◆ **Texto de estudio**:
>>>

Además, les damos herramientas y recursos para enfrentar el progreso de la enfermedad, y al final, la muerte, con dignidad y amor.
Antes, estos pequeños se morían hospitalizados o en el servicio de urgencia. Gracias a nuestro programa, pueden fallecer en sus casas, sin sufrir, rodeados de sus seres queridos. Esto también permite que los familiares tengan un mejor duelo.
¿Algunos aprendizajes de estos años?
He aprendido muchísimo de mis pacientes y sus familias. Tal vez son cosas que sabía en la teoría, pero que ahora he visto en carne y hueso. He aprendido que la dignidad y el valor de un ser humano no dependen de sus capacidades, o de su “utilidad” para los demás. Todas las vidas merecen ser vividas; no hay vidas más importantes que otras.
Estos niños son una fuente inmensa de amor. También he aprendido que el ser humano es capaz de un amor y de una entrega impresionante, sacrificada y realmente incondicionales.
La mayoría de las familias quiere y puede cuidar a sus niños enfermos, pero es una tarea muy difícil y sacrificada y no pueden hacerlo solas. Necesitan recursos, pero sobre todo mucho apoyo y compañía, cosas aún insuficientes en la mayoría de los casos de nuestro país.
¿Hay alguna reflexión personal sobre el sentido del dolor que te gustaría compartir?
Creo que el dolor, aunque difícil de comprender y aceptar, tiene un profundo sentido en la vida del ser humano. En primer lugar, creo que nos recuerda nuestra fragilidad y nos invita a confiar más plenamente en Dios. Además, el dolor nos permite desarrollar una empatía más profunda hacia los demás. Al experimentar el sufrimiento, somos capaces de empatizar, acompañar y consolar a quienes también lo padecen, creando lazos de solidaridad y compasión que nos enriquecen como seres humanos.
En paliativos se habla de dolor total, pues el dolor no es sólo físico. Somos seres espirituales, con cuerpo y alma, insertos en una familia, en una comunidad. Esto se entiende muy bien en cuidados paliativos.
Desde la fe, el dolor es una participación en el sufrimiento de Cristo, una oportunidad para crecer en fe y amor, nunca un castigo.
Como decía Cicely Saunders, pionera mundial en cuidados paliativos, “el dolor solo es insoportable cuando a nadie le interesa”.
¿Qué papel juega el equipo médico y de enfermería en la creación de un entorno de apoyo para los pacientes?
Es fundamental crear un entorno de apoyo para los pacientes y sus familias. Por eso el enfoque es integral y multidisciplinario. Coordinamos la atención con otros especialistas, con las distintas unidades del hospital y con otros sectores de la salud. Contamos con la imprescindible colaboración de psicólogos y trabajadoras sociales, de voluntarias y de fundaciones que nos ayudan muchísimo.

<<<

◆ **Información extraída**:
>>>

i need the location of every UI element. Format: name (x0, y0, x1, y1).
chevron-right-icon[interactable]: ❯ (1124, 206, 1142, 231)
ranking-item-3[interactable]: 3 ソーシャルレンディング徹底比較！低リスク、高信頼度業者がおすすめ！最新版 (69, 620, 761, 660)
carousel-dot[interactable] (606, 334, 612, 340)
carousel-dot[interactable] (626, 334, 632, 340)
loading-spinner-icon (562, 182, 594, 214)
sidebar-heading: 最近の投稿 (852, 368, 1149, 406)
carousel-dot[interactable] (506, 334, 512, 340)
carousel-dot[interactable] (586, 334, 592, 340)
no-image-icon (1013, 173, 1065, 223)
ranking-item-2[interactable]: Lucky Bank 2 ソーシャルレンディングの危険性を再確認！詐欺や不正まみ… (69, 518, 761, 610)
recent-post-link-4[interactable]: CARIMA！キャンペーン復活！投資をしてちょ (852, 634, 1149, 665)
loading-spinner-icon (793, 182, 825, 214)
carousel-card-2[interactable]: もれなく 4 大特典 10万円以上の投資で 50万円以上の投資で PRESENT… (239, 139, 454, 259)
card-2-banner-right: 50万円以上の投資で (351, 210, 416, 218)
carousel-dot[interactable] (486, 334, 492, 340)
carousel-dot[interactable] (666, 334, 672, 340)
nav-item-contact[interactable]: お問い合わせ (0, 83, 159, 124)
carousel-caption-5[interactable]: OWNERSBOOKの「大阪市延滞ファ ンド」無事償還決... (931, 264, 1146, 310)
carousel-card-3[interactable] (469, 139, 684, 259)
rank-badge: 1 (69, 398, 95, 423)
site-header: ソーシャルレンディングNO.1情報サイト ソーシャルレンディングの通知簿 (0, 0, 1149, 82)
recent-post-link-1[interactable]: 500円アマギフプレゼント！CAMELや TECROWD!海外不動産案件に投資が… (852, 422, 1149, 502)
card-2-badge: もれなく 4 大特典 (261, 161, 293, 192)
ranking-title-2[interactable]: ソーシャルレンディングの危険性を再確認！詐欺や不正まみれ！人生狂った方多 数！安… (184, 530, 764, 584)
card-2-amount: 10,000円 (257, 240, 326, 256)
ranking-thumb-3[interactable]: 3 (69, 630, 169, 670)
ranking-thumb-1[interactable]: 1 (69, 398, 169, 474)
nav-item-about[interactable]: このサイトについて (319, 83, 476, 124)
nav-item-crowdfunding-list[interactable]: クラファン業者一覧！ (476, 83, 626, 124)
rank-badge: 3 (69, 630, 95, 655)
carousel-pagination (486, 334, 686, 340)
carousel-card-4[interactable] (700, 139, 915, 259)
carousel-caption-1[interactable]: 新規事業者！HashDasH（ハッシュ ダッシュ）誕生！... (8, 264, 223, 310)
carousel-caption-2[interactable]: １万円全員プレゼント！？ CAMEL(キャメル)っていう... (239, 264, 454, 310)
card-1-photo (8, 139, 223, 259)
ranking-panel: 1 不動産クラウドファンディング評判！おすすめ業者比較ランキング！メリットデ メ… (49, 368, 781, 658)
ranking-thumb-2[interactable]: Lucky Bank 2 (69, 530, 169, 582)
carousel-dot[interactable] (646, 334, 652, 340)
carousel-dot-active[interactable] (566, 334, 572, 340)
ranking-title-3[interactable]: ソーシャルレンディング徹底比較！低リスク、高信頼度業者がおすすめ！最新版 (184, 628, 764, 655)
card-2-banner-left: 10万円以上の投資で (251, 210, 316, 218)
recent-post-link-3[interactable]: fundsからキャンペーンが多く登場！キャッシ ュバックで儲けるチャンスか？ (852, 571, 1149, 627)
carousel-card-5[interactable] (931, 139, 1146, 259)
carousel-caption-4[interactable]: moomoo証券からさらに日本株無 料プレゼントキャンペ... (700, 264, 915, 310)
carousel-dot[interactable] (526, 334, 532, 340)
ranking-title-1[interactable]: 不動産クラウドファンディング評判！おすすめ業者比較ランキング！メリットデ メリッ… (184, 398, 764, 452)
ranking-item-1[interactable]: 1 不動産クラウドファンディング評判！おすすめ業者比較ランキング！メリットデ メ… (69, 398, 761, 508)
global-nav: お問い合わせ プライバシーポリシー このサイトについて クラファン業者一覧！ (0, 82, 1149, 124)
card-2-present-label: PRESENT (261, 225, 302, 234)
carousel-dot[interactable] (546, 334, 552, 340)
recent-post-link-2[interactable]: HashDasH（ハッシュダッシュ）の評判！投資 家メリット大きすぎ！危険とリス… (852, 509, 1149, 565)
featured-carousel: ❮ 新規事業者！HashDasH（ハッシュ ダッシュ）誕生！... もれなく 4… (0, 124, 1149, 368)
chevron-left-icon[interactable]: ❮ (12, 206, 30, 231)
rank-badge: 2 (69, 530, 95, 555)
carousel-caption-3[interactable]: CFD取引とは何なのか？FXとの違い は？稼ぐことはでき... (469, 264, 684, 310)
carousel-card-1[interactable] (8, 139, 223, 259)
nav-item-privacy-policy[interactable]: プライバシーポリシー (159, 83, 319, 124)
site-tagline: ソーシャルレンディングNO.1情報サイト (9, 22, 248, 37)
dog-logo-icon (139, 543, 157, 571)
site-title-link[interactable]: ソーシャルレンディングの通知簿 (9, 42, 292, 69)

<<<

◆ **Objetivo de la tarea**: Reproduzca el fragmento del texto sobre cuidados paliativos que va desde "Además, les damos" hasta "un mejor duelo.", cambiando "pequeños" por "niños". No es necesario consultar las líneas.

◆ **Solución del ejercicio**:
Además, les damos herramientas y recursos para enfrentar el progreso de la enfermedad, y al final, la muerte, con dignidad y amor.
Antes, estos niños se morían hospitalizados o en el servicio de urgencia. Gracias a nuestro programa, pueden fallecer en sus casas, sin sufrir, rodeados de sus seres queridos. Esto también permite que los familiares tengan un mejor duelo.